[Goal]: Which lines hold the string "Hiking"? Copy every one of them.

[Entries provided]:
-.-.-

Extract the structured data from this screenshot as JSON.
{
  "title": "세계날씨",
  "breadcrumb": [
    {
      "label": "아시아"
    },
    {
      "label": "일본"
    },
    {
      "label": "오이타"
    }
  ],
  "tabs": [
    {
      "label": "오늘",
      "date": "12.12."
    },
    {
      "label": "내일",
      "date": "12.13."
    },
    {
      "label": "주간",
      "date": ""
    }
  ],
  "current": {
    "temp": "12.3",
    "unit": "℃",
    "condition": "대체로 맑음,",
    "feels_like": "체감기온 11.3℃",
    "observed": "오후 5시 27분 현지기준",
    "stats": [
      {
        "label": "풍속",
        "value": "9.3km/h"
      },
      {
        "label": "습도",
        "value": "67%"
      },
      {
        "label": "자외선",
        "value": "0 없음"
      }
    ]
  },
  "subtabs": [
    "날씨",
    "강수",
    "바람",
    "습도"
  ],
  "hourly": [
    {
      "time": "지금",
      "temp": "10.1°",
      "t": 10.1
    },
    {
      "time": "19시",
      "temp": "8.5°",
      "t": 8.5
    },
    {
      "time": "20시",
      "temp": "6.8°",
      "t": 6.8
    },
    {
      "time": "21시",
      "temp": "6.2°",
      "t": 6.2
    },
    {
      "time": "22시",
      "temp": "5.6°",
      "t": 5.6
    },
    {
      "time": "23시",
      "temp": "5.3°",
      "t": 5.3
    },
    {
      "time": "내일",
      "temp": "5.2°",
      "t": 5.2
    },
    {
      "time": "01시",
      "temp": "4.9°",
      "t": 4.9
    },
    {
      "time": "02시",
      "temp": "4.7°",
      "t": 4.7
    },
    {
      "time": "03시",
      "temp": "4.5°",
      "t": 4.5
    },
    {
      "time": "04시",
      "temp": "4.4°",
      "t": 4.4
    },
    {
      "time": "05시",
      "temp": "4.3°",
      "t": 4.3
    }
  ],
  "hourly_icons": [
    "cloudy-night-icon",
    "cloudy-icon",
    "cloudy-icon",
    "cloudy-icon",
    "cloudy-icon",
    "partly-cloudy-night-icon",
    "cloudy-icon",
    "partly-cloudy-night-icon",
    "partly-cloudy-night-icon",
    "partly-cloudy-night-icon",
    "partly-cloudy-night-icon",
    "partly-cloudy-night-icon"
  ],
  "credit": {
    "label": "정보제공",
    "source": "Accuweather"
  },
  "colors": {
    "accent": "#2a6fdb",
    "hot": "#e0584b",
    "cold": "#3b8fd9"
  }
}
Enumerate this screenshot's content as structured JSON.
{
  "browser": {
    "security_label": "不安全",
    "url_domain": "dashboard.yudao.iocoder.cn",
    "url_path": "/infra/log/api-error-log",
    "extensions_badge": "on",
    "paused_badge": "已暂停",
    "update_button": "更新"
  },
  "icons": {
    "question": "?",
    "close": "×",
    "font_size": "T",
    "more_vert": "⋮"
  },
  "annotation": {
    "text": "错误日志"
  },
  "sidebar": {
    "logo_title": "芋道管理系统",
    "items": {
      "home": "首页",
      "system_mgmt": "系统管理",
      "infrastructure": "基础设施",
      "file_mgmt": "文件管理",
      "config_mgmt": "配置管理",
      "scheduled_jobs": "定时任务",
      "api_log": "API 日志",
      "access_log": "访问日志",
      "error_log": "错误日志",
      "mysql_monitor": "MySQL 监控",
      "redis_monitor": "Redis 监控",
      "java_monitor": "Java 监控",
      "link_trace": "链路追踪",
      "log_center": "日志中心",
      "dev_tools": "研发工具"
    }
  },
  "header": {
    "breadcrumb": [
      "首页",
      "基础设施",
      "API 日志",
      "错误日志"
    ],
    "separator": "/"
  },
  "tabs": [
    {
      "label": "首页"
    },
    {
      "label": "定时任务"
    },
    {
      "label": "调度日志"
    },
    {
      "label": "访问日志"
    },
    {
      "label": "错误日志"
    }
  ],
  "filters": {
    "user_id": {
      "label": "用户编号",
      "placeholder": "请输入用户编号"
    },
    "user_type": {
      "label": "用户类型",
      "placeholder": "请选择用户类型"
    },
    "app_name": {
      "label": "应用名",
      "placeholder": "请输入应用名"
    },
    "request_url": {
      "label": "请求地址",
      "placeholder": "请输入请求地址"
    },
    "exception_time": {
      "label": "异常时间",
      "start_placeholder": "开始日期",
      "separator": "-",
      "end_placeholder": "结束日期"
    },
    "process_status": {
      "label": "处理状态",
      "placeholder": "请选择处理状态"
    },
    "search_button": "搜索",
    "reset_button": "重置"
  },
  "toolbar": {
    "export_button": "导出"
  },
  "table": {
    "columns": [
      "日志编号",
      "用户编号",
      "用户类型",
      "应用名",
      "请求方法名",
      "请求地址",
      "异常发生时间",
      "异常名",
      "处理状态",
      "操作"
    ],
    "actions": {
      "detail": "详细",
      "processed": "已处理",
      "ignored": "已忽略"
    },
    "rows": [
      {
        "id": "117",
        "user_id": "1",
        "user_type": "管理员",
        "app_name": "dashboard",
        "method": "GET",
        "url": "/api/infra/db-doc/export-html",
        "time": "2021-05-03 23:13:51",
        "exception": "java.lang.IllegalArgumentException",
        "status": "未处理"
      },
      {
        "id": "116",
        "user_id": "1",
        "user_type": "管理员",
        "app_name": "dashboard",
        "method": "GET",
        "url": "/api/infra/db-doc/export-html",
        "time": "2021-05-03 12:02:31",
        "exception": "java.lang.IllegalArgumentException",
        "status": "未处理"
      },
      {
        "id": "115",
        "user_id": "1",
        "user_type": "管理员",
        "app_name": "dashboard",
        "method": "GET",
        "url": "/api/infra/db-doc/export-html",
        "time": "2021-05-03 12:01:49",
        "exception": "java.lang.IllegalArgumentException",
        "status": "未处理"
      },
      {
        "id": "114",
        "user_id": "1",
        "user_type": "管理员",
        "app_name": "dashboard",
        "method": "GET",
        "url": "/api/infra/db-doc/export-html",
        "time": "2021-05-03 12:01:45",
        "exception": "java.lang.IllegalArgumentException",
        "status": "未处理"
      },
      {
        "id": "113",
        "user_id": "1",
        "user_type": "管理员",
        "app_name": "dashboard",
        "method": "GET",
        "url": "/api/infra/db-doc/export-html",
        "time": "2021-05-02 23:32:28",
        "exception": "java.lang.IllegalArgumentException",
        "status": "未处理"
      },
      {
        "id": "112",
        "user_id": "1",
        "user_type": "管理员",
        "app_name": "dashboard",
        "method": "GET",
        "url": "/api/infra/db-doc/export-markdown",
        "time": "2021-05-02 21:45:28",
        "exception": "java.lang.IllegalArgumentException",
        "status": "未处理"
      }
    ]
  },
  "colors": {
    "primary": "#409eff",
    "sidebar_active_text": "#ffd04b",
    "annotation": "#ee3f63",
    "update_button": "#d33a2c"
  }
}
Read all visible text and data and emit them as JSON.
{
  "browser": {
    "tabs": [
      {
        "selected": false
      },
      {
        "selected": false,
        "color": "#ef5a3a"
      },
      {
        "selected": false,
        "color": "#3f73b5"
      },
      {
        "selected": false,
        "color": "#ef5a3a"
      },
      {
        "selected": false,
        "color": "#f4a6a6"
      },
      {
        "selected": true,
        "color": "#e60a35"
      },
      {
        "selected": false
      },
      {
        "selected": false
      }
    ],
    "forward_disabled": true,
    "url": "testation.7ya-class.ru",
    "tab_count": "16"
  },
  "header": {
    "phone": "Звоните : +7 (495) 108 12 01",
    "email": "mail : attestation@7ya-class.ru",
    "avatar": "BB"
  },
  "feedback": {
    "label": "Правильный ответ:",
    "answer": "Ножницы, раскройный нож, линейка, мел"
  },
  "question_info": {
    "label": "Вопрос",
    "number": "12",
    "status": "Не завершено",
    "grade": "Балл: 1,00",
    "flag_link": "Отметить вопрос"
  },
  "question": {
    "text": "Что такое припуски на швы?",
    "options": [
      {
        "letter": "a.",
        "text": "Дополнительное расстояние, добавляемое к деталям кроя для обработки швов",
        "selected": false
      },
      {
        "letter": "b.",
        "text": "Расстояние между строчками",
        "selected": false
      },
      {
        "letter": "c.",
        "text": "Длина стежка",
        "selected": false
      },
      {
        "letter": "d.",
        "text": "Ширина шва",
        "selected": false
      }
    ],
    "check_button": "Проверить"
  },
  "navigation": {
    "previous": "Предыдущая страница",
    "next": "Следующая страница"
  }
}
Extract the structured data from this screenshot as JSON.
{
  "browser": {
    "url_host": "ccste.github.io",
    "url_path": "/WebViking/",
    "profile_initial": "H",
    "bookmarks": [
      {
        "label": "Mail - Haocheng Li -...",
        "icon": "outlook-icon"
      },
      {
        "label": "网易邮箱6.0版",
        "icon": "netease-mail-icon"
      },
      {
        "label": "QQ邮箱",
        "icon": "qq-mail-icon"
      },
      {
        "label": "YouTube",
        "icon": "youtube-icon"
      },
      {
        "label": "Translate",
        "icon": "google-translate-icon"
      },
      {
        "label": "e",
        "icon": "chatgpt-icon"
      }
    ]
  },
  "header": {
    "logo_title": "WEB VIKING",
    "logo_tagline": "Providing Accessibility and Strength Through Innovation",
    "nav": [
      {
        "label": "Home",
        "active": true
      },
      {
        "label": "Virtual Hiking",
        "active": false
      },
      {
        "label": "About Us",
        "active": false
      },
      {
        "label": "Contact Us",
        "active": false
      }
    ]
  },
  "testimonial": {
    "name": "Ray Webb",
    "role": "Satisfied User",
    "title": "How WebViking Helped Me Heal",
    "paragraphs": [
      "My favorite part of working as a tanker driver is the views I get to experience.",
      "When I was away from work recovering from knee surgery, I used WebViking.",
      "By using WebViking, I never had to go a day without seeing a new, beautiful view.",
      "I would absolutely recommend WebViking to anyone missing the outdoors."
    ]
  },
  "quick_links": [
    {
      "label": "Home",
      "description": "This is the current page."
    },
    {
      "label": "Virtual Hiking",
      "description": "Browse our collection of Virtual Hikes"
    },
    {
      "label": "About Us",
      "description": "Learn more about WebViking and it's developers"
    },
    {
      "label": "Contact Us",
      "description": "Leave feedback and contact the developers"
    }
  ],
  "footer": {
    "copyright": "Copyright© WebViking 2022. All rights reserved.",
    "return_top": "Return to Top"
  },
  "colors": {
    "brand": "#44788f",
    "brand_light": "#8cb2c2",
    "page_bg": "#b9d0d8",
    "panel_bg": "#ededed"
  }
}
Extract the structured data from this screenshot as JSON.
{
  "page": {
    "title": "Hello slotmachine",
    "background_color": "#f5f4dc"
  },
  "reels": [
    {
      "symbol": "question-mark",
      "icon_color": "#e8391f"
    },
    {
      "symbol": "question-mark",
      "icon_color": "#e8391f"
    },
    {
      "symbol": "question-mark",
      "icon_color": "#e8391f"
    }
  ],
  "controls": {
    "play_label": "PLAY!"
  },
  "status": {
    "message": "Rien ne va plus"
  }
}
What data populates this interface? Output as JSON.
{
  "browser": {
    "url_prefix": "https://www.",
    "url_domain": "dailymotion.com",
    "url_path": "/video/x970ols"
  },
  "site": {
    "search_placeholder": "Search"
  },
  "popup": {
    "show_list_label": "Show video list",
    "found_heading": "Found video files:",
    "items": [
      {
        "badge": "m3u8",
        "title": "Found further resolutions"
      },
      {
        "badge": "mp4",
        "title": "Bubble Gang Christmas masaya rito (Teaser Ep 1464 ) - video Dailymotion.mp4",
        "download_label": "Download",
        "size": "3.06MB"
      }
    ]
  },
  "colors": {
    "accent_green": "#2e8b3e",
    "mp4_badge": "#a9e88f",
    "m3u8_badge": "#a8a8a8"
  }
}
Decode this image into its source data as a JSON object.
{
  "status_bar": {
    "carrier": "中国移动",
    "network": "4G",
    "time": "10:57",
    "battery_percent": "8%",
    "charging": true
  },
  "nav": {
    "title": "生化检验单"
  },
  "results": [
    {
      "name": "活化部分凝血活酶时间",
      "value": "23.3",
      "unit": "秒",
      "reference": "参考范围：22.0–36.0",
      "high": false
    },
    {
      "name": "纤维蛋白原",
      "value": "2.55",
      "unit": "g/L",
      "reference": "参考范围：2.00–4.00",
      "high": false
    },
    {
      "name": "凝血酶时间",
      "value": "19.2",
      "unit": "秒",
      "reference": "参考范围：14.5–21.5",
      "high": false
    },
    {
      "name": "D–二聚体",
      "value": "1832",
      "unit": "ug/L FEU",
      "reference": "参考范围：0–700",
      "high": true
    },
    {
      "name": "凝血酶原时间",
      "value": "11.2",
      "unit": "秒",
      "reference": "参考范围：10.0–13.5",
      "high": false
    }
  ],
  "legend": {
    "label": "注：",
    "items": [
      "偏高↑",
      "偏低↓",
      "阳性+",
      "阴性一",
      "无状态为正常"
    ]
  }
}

-.-.-

[Result of the task]:
        "label": "Virtual Hiking",
      "label": "Virtual Hiking",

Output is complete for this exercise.